▶ [Source records]

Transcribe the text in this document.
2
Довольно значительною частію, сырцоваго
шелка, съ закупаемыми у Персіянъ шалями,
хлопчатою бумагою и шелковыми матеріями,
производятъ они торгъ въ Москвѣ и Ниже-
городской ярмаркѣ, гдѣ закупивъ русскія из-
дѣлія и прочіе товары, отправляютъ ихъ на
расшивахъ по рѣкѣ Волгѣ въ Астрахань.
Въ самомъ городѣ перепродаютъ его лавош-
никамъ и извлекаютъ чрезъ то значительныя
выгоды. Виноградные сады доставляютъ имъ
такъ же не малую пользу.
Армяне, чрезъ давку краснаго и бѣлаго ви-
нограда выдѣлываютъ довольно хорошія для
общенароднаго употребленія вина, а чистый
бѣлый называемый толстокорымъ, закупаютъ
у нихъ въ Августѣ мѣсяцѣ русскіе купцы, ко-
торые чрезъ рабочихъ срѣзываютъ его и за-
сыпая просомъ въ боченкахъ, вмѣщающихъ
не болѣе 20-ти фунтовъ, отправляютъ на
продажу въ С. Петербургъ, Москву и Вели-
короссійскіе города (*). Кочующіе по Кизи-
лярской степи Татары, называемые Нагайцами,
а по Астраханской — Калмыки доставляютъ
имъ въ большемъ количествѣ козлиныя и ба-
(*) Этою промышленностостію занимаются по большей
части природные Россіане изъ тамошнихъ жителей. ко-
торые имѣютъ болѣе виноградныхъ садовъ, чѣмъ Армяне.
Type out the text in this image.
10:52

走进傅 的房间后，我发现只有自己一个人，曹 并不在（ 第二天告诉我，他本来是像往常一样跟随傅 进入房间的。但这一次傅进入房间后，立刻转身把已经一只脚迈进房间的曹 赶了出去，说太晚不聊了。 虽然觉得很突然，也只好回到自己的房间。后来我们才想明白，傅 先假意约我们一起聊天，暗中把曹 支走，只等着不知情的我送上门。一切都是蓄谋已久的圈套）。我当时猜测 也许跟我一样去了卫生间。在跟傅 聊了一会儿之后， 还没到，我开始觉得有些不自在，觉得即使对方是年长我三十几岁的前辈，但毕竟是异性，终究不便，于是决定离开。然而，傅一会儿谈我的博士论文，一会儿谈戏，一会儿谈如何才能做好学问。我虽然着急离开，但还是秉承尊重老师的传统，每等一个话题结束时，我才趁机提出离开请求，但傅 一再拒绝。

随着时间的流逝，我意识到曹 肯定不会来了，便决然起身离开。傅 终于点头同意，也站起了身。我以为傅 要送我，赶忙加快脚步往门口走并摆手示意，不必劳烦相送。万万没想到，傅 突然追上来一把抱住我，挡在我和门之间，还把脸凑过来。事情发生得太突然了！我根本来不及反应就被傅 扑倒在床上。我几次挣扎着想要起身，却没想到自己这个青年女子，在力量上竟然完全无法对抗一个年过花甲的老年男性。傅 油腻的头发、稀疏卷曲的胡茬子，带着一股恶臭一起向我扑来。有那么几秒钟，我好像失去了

▶ [Task instructions]
Show all lines above holding "отправляютъ".

▶ [Result for this exercise]
дѣлія и прочіе товары, отправляютъ ихъ на
не болѣе 20-ти фунтовъ, отправляютъ на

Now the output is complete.